To be done :: Copy each line where the word "Read" occurs.

Saved entries:
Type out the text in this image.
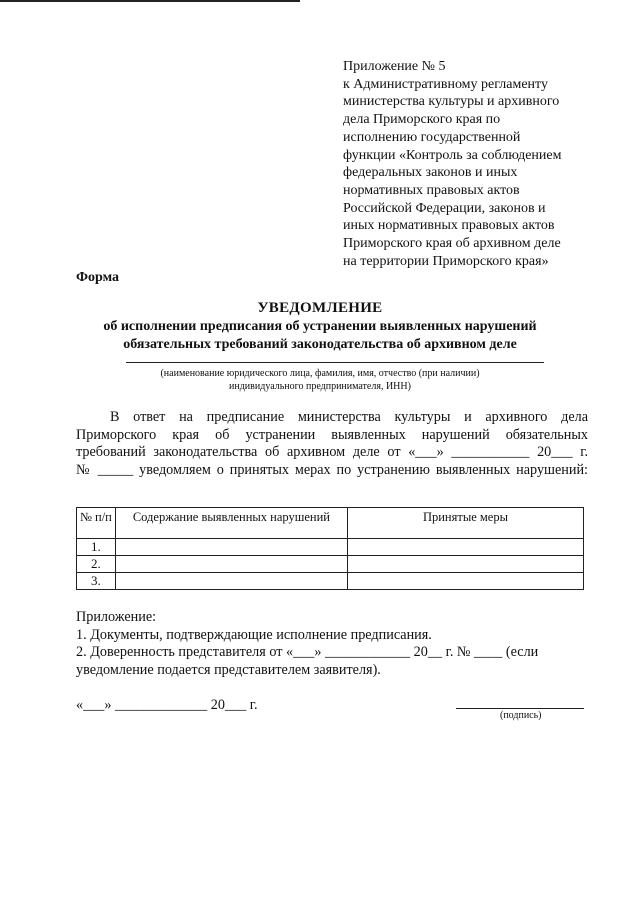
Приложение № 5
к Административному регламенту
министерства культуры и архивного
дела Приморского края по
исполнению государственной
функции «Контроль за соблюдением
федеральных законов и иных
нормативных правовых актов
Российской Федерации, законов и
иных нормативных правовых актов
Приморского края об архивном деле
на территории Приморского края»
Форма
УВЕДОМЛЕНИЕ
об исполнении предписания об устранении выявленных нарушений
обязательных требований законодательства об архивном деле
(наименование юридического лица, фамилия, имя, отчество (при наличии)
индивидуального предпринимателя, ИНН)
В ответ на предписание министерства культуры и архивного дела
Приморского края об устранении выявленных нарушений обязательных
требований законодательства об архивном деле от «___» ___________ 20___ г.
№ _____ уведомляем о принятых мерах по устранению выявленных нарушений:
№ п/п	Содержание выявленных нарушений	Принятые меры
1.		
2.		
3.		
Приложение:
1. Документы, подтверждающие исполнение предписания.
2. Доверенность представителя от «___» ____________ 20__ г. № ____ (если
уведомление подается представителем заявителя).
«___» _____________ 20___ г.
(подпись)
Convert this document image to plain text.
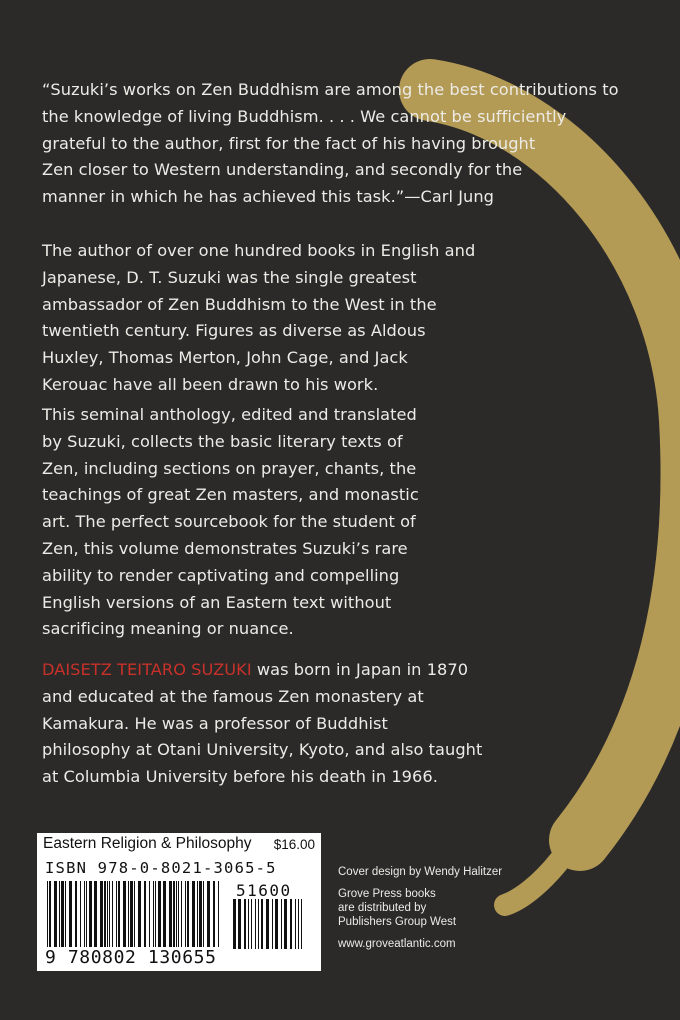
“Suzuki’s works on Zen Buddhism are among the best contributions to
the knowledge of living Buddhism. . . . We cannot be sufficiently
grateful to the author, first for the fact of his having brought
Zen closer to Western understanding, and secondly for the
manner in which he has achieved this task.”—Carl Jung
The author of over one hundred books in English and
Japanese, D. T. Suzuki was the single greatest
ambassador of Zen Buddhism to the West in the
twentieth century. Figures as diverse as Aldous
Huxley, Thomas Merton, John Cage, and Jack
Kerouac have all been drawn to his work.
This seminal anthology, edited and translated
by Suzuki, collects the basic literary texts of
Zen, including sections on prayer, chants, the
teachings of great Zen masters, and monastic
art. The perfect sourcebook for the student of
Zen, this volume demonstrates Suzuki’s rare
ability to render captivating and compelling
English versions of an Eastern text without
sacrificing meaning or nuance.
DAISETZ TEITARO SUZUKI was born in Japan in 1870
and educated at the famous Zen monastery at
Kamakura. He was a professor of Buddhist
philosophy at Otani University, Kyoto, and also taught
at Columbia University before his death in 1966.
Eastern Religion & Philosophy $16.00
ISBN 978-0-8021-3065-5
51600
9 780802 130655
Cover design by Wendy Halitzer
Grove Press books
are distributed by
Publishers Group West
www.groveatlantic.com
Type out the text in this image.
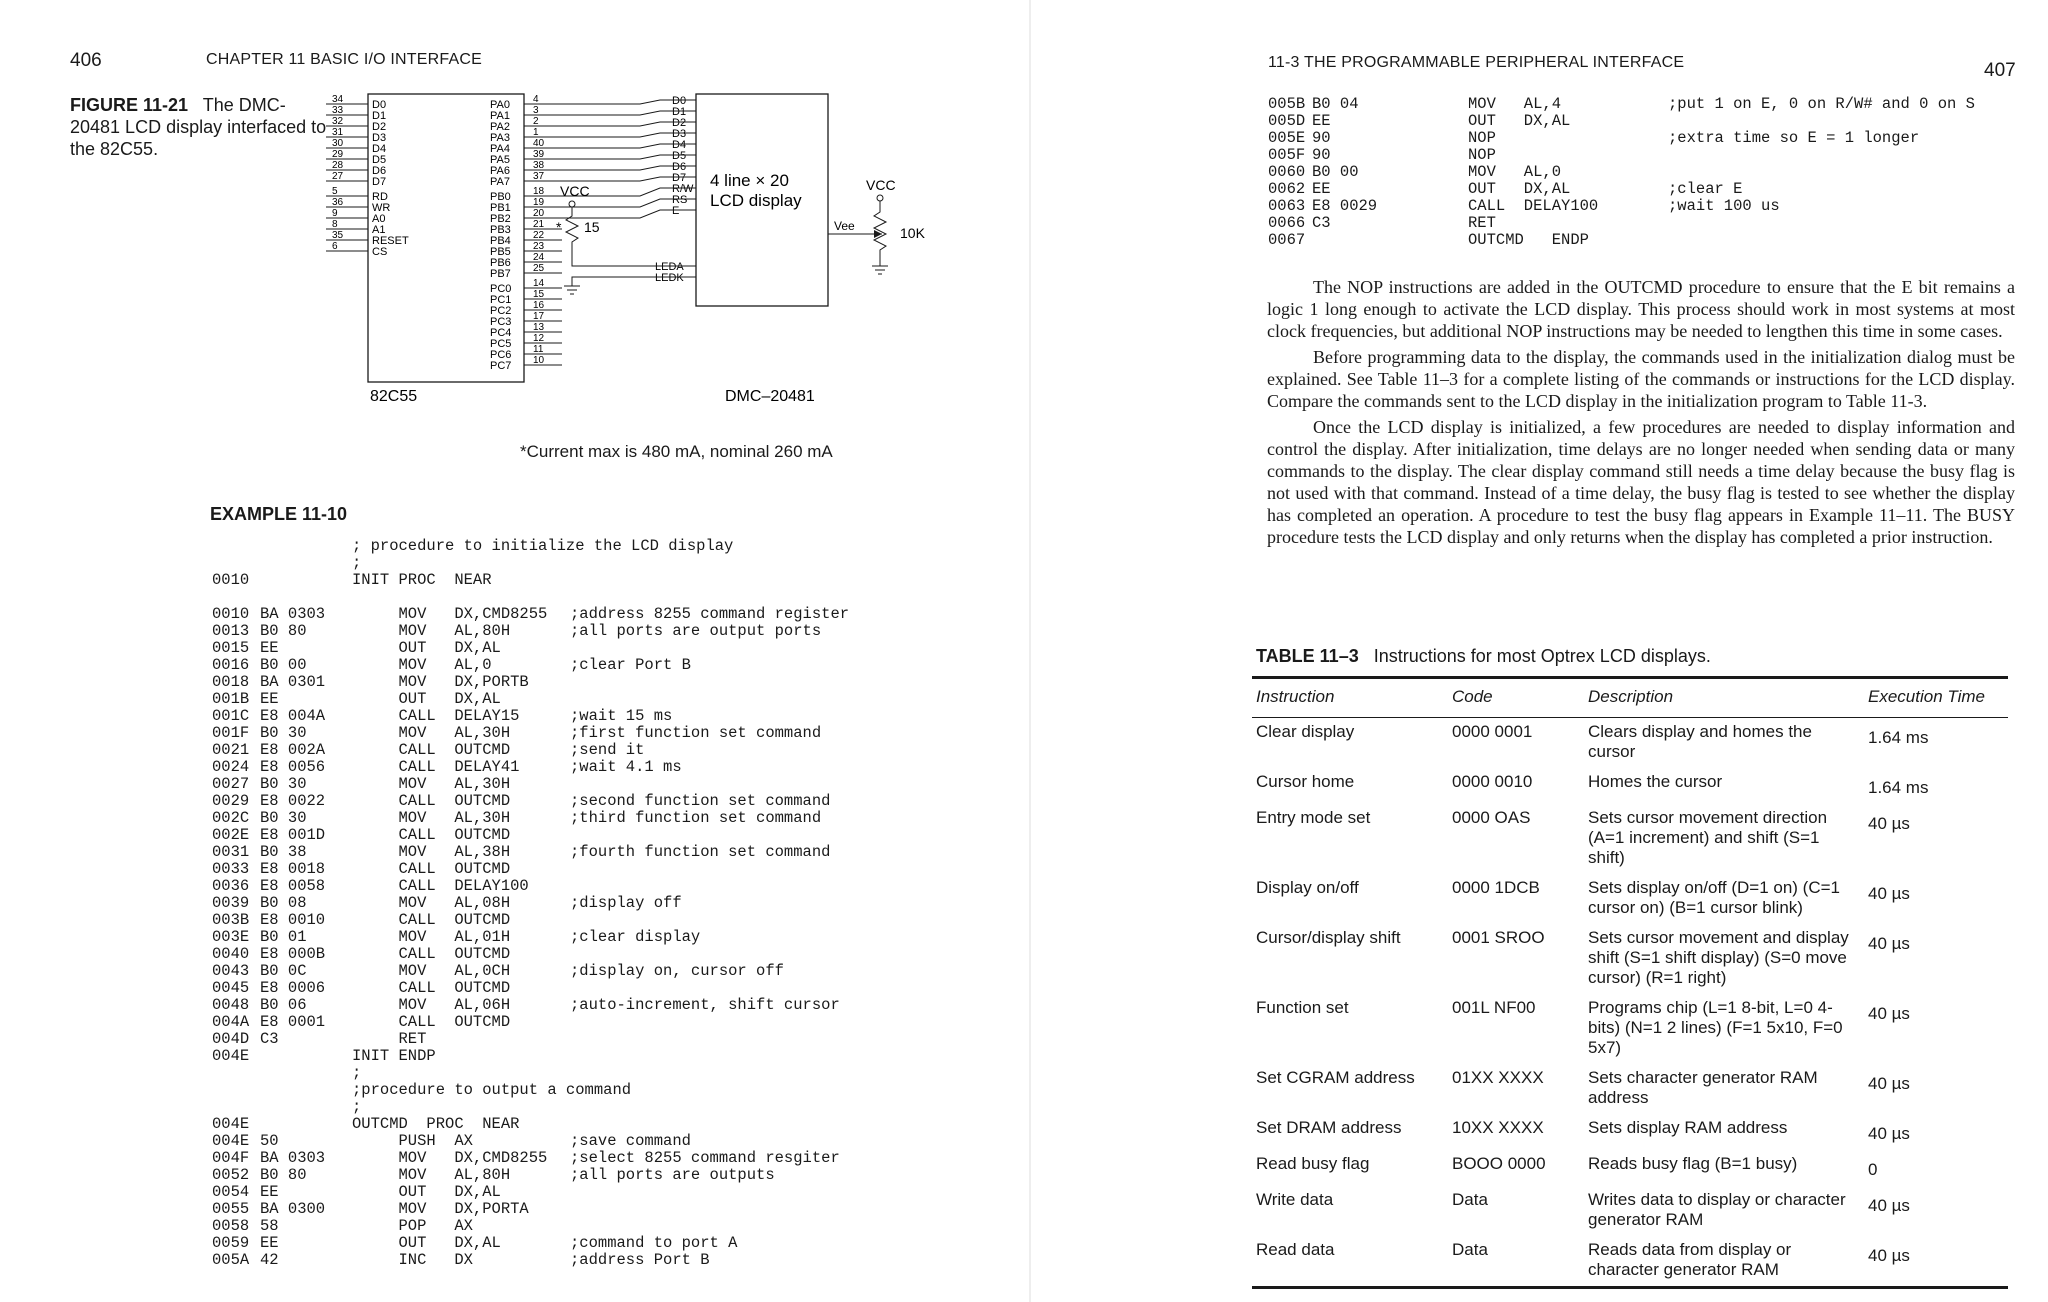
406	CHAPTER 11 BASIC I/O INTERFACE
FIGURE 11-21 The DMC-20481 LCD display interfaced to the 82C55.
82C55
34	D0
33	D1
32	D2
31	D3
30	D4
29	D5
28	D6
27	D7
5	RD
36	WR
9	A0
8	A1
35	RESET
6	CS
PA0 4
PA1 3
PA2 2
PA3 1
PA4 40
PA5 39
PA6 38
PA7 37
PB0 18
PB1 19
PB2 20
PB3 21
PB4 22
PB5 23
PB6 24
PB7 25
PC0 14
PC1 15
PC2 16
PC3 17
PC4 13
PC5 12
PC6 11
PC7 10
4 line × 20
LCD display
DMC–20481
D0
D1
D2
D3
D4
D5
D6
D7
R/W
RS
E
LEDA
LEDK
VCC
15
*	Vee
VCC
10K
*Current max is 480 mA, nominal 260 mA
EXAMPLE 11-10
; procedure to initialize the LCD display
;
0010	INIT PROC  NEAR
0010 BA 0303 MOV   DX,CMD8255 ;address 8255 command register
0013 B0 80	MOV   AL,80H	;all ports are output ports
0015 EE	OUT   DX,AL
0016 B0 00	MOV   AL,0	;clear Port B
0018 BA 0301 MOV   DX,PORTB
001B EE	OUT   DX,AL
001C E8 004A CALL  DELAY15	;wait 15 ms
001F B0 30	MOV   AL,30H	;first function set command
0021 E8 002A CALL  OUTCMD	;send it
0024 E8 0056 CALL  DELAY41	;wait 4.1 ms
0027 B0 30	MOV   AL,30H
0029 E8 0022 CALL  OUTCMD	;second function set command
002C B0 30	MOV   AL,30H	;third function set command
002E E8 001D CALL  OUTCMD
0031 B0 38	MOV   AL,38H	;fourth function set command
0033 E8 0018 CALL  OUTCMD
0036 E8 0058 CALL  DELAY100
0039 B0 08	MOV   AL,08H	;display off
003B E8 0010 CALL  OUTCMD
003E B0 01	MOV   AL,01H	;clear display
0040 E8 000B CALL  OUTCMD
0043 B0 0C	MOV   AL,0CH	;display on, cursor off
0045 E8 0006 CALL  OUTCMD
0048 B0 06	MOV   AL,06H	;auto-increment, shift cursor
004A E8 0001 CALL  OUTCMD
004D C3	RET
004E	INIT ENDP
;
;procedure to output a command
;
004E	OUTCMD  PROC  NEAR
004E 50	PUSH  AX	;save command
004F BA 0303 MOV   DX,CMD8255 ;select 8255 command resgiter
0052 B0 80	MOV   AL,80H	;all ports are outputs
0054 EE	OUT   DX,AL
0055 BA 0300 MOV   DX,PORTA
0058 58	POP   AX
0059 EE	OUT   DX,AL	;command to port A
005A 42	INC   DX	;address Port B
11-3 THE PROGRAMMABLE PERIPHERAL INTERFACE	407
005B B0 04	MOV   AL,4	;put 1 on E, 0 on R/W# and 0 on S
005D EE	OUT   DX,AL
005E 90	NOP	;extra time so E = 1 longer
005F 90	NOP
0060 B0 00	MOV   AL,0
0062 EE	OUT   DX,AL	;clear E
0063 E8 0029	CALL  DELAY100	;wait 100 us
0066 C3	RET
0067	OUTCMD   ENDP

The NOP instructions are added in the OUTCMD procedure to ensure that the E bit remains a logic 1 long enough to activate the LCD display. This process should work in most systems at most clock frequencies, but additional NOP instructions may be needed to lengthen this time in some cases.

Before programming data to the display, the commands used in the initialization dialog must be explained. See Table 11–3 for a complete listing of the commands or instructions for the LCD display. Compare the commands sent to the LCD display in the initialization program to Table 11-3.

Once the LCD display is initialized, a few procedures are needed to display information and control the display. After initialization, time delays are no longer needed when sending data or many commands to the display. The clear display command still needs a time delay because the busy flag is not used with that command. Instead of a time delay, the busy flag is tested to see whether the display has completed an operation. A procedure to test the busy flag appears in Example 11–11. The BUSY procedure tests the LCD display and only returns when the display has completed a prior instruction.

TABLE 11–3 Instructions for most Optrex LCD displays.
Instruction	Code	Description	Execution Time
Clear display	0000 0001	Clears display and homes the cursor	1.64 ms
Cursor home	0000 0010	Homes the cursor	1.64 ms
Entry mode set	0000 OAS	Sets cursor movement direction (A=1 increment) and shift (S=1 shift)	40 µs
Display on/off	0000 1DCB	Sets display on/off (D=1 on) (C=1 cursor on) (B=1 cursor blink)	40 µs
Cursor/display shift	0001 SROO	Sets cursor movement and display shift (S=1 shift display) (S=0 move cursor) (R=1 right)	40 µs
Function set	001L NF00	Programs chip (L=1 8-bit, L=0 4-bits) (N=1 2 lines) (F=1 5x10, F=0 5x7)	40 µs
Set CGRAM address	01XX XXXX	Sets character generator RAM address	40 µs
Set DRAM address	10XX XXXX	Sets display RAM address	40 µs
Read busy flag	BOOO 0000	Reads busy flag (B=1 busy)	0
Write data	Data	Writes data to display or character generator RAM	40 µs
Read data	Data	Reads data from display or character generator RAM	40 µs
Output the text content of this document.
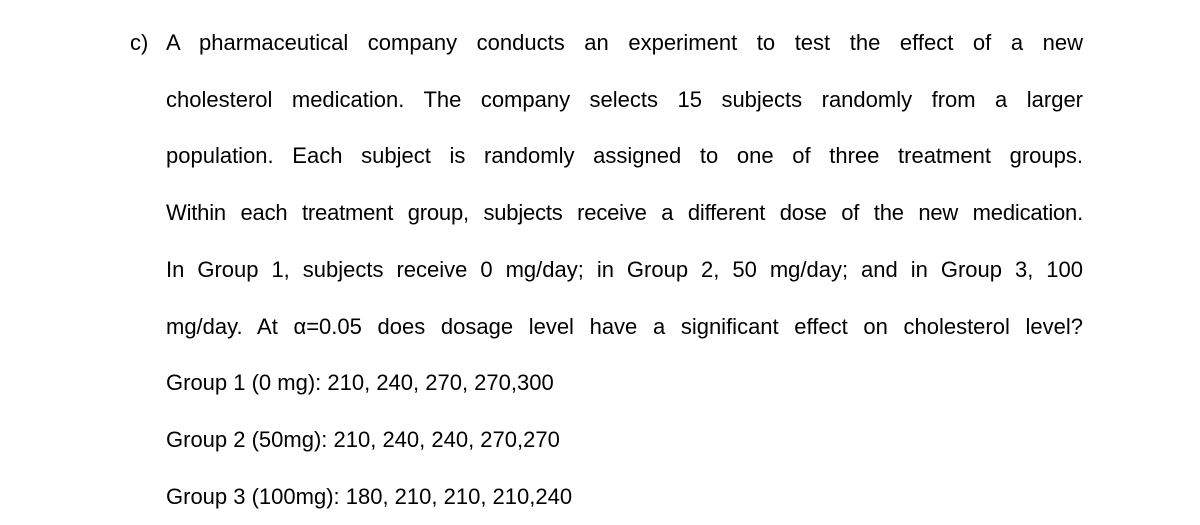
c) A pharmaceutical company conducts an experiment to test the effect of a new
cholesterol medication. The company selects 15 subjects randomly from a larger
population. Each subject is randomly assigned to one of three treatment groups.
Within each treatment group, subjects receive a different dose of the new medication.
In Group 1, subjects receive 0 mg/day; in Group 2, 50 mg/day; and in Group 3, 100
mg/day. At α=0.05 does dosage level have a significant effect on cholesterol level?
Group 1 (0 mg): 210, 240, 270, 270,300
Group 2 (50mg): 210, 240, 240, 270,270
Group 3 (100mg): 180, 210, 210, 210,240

Result of the exercise ::
Read busy flag	BOOO 0000	Reads busy flag (B=1 busy)	0
Read data	Data	Reads data from display or character generator RAM	40 µs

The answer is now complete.